- [THE RECORDS]:
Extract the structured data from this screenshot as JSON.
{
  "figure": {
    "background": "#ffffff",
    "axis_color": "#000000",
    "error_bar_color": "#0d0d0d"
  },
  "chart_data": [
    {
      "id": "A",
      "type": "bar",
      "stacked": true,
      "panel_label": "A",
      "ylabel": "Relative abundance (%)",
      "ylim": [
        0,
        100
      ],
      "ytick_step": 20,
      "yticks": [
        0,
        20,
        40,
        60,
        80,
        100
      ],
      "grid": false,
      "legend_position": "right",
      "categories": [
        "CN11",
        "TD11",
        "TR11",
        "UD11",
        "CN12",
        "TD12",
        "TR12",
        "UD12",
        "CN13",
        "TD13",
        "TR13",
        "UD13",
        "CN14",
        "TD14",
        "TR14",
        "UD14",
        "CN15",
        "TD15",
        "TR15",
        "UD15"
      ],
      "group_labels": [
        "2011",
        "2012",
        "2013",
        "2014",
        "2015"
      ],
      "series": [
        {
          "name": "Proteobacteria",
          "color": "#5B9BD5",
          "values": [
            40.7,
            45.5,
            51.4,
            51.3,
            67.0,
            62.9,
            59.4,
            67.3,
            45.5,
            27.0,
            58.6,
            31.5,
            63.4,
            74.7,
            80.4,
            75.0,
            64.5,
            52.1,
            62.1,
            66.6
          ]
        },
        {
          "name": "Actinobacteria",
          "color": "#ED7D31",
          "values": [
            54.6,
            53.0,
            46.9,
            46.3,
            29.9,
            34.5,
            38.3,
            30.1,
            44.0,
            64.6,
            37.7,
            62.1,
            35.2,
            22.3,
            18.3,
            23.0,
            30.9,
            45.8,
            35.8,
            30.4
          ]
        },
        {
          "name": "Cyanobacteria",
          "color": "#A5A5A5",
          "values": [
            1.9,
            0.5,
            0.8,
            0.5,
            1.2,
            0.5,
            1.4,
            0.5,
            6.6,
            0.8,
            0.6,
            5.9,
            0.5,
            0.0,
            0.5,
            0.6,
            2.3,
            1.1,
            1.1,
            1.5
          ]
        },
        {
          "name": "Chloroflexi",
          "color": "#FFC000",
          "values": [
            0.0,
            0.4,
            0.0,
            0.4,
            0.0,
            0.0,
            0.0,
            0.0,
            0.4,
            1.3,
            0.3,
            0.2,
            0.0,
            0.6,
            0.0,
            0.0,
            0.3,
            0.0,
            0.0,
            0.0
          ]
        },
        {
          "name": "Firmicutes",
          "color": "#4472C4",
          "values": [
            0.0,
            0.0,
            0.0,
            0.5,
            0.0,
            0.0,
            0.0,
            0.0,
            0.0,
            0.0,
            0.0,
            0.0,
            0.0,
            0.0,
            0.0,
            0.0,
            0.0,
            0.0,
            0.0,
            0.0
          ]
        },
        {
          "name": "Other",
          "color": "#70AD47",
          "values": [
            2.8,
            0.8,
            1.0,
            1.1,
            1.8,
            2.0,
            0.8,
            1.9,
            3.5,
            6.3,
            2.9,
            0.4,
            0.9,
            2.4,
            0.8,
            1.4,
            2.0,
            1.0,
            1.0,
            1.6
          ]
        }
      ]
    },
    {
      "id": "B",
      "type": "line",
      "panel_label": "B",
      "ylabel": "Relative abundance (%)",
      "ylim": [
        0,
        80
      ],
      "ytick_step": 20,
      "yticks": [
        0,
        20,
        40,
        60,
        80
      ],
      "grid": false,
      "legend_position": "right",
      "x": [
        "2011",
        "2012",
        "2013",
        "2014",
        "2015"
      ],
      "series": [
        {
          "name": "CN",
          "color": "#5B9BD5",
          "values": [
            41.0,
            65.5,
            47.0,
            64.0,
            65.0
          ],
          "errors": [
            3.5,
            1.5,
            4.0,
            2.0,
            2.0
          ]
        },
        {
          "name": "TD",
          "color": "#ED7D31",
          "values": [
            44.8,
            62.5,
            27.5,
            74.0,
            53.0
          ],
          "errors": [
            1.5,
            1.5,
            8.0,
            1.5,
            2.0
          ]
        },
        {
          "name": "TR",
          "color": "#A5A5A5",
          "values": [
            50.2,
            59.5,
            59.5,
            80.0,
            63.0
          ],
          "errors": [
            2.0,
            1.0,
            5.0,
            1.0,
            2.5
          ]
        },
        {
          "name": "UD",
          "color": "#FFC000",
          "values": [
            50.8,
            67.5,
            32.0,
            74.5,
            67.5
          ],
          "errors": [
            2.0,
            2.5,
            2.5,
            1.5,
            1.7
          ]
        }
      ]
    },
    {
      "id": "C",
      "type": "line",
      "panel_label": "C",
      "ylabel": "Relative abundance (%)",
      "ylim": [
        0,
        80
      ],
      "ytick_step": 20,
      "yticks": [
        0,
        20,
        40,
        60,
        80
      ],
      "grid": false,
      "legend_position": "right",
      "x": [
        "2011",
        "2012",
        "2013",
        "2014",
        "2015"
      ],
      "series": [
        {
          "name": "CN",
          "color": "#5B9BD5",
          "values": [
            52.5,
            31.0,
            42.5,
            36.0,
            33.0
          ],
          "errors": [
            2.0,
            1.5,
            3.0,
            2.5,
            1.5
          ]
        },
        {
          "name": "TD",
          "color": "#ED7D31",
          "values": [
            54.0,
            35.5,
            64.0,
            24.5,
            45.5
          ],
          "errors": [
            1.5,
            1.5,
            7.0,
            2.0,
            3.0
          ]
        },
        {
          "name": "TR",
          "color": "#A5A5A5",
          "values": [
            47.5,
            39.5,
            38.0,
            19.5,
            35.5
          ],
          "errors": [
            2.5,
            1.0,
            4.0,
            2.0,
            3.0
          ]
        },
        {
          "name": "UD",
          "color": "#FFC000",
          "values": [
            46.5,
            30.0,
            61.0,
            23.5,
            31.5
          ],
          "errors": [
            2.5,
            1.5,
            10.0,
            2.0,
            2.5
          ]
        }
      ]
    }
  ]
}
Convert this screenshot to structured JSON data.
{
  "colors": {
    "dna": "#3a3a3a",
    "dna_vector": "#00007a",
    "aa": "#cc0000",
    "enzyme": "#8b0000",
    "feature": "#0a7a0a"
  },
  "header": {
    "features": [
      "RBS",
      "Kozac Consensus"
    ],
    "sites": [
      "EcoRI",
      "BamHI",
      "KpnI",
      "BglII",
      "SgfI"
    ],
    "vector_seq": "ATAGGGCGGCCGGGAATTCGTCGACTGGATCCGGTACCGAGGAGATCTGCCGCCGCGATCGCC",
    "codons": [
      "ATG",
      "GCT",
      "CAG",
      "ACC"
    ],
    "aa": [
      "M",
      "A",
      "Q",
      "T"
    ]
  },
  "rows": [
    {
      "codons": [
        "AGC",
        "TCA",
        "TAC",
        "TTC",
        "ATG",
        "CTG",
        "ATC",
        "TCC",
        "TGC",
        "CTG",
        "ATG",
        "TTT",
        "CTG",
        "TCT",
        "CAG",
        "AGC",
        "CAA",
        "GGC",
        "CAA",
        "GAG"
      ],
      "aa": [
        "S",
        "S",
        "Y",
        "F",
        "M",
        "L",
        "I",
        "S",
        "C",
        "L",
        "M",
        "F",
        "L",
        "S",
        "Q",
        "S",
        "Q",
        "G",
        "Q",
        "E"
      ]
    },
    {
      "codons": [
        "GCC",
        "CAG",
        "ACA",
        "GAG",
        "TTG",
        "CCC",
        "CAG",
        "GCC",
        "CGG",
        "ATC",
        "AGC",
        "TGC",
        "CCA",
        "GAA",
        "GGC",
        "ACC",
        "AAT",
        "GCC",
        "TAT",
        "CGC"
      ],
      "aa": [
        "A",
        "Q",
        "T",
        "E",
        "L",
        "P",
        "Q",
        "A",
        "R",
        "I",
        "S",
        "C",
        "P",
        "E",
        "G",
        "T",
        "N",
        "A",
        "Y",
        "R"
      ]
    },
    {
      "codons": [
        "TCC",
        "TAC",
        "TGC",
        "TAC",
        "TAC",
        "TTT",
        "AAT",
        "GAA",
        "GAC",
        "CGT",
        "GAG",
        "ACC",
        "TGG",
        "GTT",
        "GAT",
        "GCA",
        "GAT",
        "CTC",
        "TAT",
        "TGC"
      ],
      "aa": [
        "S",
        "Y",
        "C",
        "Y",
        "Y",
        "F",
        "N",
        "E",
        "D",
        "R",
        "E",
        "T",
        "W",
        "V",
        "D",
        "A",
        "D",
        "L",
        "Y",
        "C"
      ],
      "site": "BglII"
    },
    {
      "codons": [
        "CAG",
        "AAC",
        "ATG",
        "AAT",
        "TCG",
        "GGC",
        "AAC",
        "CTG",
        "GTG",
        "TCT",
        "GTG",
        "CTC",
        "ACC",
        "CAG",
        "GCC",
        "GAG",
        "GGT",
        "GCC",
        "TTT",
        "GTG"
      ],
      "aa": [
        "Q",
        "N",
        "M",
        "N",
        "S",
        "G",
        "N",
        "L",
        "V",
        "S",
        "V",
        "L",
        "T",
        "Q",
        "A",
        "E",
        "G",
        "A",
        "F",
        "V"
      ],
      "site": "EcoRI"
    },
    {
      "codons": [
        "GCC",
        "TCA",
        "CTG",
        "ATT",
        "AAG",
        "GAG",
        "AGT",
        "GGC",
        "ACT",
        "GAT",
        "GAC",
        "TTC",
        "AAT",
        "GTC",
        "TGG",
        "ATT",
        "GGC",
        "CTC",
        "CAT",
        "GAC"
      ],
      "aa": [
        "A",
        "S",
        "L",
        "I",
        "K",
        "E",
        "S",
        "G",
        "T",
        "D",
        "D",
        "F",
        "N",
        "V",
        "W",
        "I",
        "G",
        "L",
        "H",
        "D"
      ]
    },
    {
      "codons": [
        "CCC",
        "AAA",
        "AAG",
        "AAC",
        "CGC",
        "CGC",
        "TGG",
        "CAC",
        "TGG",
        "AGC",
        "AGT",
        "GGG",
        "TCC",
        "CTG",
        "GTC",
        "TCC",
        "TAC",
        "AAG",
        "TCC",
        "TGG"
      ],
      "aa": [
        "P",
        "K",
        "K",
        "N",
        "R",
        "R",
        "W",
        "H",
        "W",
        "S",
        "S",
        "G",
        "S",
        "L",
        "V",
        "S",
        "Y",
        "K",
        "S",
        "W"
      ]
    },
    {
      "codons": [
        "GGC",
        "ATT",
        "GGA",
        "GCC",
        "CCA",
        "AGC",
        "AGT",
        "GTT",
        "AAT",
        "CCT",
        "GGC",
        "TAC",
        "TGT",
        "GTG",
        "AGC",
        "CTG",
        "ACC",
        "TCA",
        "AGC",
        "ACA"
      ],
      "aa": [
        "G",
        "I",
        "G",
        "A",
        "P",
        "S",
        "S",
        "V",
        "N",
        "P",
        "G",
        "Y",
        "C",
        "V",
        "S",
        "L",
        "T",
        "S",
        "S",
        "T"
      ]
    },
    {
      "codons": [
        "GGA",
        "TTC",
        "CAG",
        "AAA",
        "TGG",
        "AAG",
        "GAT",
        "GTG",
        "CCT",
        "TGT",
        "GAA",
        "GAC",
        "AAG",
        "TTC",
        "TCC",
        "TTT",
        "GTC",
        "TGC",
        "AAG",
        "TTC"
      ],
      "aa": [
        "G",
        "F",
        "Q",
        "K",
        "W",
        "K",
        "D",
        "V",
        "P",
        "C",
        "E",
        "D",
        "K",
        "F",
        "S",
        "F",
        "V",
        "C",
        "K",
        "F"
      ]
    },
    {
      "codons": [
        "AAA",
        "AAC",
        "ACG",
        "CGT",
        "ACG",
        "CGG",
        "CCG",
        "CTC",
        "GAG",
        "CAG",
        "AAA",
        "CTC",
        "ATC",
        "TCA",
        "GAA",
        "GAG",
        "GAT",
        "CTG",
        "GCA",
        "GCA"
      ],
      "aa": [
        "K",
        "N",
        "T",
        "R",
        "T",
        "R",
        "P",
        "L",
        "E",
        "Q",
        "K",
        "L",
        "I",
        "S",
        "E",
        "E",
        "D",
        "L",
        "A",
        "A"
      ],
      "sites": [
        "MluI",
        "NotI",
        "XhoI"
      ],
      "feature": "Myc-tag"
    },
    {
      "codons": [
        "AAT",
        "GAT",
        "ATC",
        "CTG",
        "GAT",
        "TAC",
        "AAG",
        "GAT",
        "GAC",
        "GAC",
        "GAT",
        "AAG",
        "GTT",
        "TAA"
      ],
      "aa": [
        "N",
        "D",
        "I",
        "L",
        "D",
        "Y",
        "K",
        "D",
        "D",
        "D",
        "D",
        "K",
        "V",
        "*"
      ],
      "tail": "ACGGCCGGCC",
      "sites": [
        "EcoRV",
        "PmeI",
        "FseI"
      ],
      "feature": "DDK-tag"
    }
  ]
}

- [EXERCISE BRIEF]: Search the entries for "this" and copy out each line that has it.

- [EXERCISE RESPONSE]:
Extract the structured data from this screenshot as JSON.
Convert this screenshot to structured JSON data.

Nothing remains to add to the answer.